--- WHAT YOU HAVE TO DO ---
Single out the lines that include the word "Menemen". Copy them.

--- INFORMATION SHOWN ---
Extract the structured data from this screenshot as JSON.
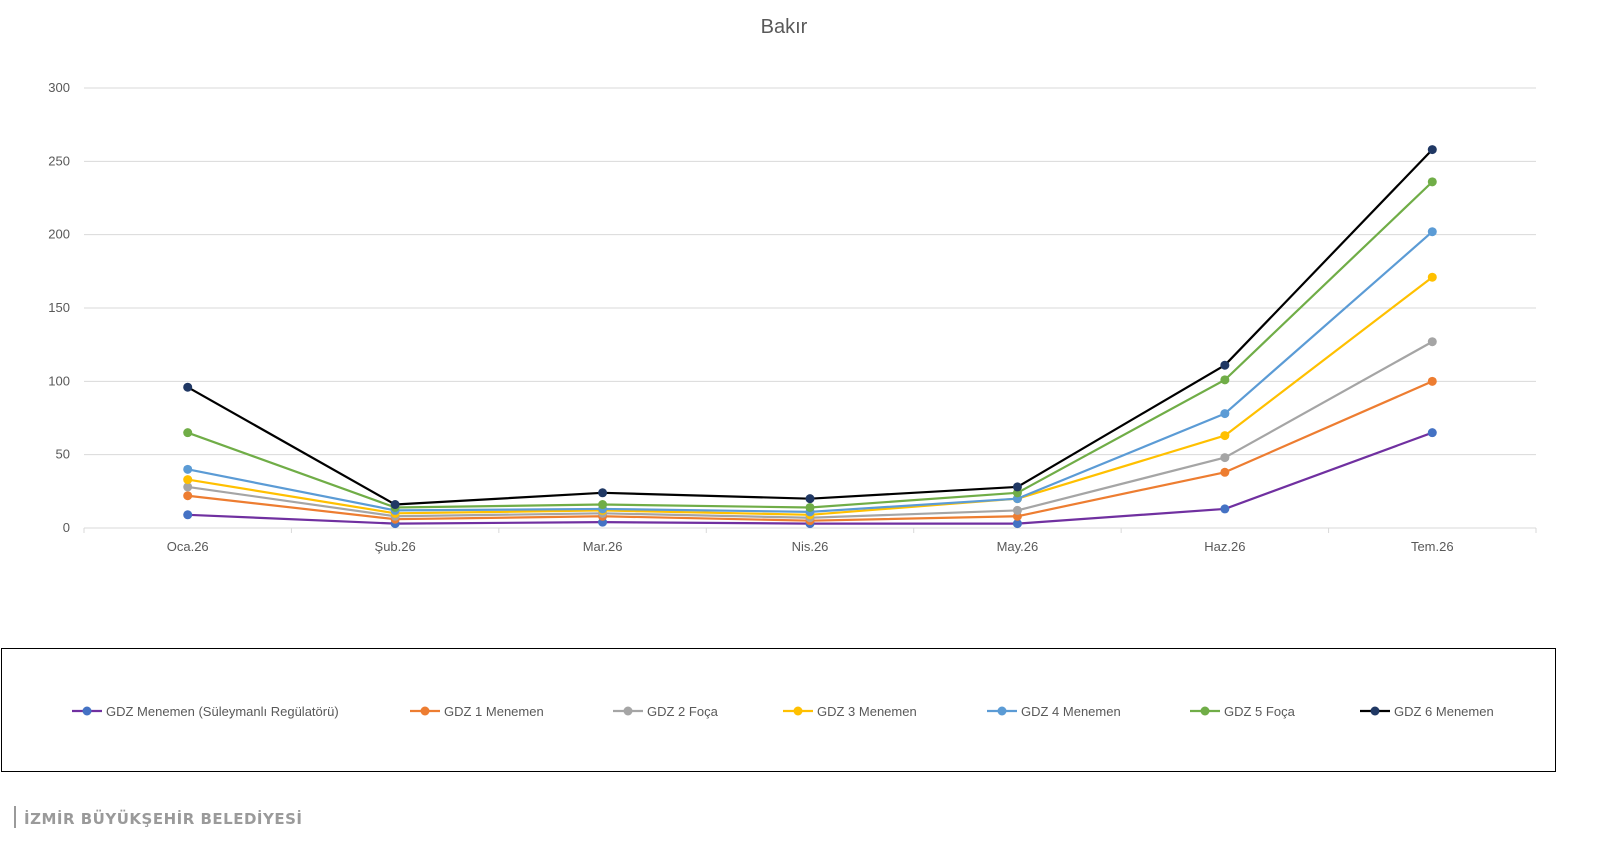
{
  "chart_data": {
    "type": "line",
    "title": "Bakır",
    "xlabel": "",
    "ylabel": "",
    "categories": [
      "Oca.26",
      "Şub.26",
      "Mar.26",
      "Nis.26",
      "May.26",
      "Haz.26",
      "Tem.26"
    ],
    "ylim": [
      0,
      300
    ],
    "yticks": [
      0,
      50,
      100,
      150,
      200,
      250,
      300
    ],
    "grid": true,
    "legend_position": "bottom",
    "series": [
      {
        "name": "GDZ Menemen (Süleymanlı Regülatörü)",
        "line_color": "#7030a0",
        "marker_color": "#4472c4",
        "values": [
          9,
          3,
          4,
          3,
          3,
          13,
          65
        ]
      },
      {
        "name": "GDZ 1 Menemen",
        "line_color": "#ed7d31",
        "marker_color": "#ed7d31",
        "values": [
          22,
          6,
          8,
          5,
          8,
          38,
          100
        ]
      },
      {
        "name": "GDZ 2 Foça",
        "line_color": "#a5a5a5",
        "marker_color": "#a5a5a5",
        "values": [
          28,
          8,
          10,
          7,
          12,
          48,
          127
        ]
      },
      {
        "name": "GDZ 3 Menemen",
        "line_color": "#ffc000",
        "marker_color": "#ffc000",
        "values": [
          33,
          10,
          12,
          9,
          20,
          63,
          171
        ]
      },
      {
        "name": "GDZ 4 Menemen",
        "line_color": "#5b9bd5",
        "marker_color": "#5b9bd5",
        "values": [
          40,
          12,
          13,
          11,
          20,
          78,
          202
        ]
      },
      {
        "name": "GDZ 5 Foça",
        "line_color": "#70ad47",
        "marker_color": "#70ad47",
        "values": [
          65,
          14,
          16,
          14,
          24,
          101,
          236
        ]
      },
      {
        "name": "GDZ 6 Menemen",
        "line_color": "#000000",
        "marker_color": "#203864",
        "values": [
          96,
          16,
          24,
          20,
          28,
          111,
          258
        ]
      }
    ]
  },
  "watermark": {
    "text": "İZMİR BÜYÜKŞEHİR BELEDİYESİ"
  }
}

--- RIGHT ANSWER ---
        "name": "GDZ Menemen (Süleymanlı Regülatörü)",
        "name": "GDZ 1 Menemen",
        "name": "GDZ 3 Menemen",
        "name": "GDZ 4 Menemen",
        "name": "GDZ 6 Menemen",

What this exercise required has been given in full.